What you need to do
Give the listing below again in full, exactly as written.

Material
= = = = = = =

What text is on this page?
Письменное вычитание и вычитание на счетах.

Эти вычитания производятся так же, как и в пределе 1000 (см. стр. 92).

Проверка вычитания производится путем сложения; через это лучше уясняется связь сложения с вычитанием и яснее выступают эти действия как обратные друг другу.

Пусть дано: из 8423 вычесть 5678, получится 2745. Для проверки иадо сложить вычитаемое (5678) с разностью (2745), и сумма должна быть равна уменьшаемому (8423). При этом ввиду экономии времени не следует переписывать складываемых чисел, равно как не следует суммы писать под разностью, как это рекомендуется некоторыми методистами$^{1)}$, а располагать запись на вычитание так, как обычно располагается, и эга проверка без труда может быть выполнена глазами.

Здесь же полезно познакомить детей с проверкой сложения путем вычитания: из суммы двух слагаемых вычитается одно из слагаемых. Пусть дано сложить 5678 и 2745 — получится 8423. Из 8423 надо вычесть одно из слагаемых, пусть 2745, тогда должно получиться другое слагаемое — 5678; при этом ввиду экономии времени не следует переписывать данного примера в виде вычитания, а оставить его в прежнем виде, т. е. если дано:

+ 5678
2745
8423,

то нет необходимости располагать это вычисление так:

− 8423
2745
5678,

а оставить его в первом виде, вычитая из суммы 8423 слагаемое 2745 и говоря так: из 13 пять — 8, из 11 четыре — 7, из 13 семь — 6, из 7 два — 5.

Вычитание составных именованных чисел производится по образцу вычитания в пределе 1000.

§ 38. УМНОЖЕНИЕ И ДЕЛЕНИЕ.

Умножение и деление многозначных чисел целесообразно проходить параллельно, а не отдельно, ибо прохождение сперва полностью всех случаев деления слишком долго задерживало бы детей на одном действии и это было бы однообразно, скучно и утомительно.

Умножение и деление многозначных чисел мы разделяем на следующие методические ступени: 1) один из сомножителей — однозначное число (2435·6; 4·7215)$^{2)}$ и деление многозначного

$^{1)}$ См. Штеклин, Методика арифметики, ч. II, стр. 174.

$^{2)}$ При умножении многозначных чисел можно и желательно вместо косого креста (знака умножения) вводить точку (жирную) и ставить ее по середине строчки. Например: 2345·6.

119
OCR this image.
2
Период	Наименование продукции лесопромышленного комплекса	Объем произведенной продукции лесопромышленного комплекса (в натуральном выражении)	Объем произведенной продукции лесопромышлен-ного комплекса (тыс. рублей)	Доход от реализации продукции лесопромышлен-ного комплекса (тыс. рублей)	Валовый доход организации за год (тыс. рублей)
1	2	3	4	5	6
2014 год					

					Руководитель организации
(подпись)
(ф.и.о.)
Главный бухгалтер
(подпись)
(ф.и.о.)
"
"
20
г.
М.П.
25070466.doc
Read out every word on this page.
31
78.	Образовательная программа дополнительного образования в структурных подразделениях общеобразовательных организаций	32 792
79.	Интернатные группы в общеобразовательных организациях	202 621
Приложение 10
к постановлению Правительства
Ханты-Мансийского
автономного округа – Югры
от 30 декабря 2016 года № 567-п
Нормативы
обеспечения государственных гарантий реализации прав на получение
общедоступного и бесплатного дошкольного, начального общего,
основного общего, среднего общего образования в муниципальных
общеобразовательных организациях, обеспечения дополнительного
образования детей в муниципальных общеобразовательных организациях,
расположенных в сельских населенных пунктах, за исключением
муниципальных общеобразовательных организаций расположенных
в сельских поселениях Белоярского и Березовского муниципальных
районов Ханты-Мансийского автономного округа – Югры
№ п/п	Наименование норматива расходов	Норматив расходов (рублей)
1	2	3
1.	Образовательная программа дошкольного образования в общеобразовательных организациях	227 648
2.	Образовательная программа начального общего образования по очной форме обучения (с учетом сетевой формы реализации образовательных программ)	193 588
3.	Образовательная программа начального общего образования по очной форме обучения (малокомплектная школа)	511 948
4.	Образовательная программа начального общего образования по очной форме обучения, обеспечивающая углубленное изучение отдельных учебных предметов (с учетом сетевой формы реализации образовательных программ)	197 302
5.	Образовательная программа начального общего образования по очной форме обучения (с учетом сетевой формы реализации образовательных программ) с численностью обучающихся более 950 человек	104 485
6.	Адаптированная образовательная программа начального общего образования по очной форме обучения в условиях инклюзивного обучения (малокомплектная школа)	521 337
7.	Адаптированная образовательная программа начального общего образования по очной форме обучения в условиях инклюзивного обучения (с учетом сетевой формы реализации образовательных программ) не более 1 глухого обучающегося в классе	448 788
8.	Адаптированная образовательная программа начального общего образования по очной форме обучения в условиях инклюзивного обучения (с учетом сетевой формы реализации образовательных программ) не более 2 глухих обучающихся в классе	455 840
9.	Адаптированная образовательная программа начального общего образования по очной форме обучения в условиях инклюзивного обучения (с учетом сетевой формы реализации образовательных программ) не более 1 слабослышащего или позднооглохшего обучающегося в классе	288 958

= = = = = = =

Solution for this exercise
What text is on this page?
Письменное вычитание и вычитание на счетах.

Эти вычитания производятся так же, как и в пределе 1000 (см. стр. 92).

Проверка вычитания производится путем сложения; через это лучше уясняется связь сложения с вычитанием и яснее выступают эти действия как обратные друг другу.

Пусть дано: из 8423 вычесть 5678, получится 2745. Для проверки иадо сложить вычитаемое (5678) с разностью (2745), и сумма должна быть равна уменьшаемому (8423). При этом ввиду экономии времени не следует переписывать складываемых чисел, равно как не следует суммы писать под разностью, как это рекомендуется некоторыми методистами$^{1)}$, а располагать запись на вычитание так, как обычно располагается, и эга проверка без труда может быть выполнена глазами.

Здесь же полезно познакомить детей с проверкой сложения путем вычитания: из суммы двух слагаемых вычитается одно из слагаемых. Пусть дано сложить 5678 и 2745 — получится 8423. Из 8423 надо вычесть одно из слагаемых, пусть 2745, тогда должно получиться другое слагаемое — 5678; при этом ввиду экономии времени не следует переписывать данного примера в виде вычитания, а оставить его в прежнем виде, т. е. если дано:

+ 5678
2745
8423,

то нет необходимости располагать это вычисление так:

− 8423
2745
5678,

а оставить его в первом виде, вычитая из суммы 8423 слагаемое 2745 и говоря так: из 13 пять — 8, из 11 четыре — 7, из 13 семь — 6, из 7 два — 5.

Вычитание составных именованных чисел производится по образцу вычитания в пределе 1000.

§ 38. УМНОЖЕНИЕ И ДЕЛЕНИЕ.

Умножение и деление многозначных чисел целесообразно проходить параллельно, а не отдельно, ибо прохождение сперва полностью всех случаев деления слишком долго задерживало бы детей на одном действии и это было бы однообразно, скучно и утомительно.

Умножение и деление многозначных чисел мы разделяем на следующие методические ступени: 1) один из сомножителей — однозначное число (2435·6; 4·7215)$^{2)}$ и деление многозначного

$^{1)}$ См. Штеклин, Методика арифметики, ч. II, стр. 174.

$^{2)}$ При умножении многозначных чисел можно и желательно вместо косого креста (знака умножения) вводить точку (жирную) и ставить ее по середине строчки. Например: 2345·6.

119
OCR this image.
2
Период	Наименование продукции лесопромышленного комплекса	Объем произведенной продукции лесопромышленного комплекса (в натуральном выражении)	Объем произведенной продукции лесопромышлен-ного комплекса (тыс. рублей)	Доход от реализации продукции лесопромышлен-ного комплекса (тыс. рублей)	Валовый доход организации за год (тыс. рублей)
1	2	3	4	5	6
2014 год					

					Руководитель организации
(подпись)
(ф.и.о.)
Главный бухгалтер
(подпись)
(ф.и.о.)
"
"
20
г.
М.П.
25070466.doc
Read out every word on this page.
31
78.	Образовательная программа дополнительного образования в структурных подразделениях общеобразовательных организаций	32 792
79.	Интернатные группы в общеобразовательных организациях	202 621
Приложение 10
к постановлению Правительства
Ханты-Мансийского
автономного округа – Югры
от 30 декабря 2016 года № 567-п
Нормативы
обеспечения государственных гарантий реализации прав на получение
общедоступного и бесплатного дошкольного, начального общего,
основного общего, среднего общего образования в муниципальных
общеобразовательных организациях, обеспечения дополнительного
образования детей в муниципальных общеобразовательных организациях,
расположенных в сельских населенных пунктах, за исключением
муниципальных общеобразовательных организаций расположенных
в сельских поселениях Белоярского и Березовского муниципальных
районов Ханты-Мансийского автономного округа – Югры
№ п/п	Наименование норматива расходов	Норматив расходов (рублей)
1	2	3
1.	Образовательная программа дошкольного образования в общеобразовательных организациях	227 648
2.	Образовательная программа начального общего образования по очной форме обучения (с учетом сетевой формы реализации образовательных программ)	193 588
3.	Образовательная программа начального общего образования по очной форме обучения (малокомплектная школа)	511 948
4.	Образовательная программа начального общего образования по очной форме обучения, обеспечивающая углубленное изучение отдельных учебных предметов (с учетом сетевой формы реализации образовательных программ)	197 302
5.	Образовательная программа начального общего образования по очной форме обучения (с учетом сетевой формы реализации образовательных программ) с численностью обучающихся более 950 человек	104 485
6.	Адаптированная образовательная программа начального общего образования по очной форме обучения в условиях инклюзивного обучения (малокомплектная школа)	521 337
7.	Адаптированная образовательная программа начального общего образования по очной форме обучения в условиях инклюзивного обучения (с учетом сетевой формы реализации образовательных программ) не более 1 глухого обучающегося в классе	448 788
8.	Адаптированная образовательная программа начального общего образования по очной форме обучения в условиях инклюзивного обучения (с учетом сетевой формы реализации образовательных программ) не более 2 глухих обучающихся в классе	455 840
9.	Адаптированная образовательная программа начального общего образования по очной форме обучения в условиях инклюзивного обучения (с учетом сетевой формы реализации образовательных программ) не более 1 слабослышащего или позднооглохшего обучающегося в классе	288 958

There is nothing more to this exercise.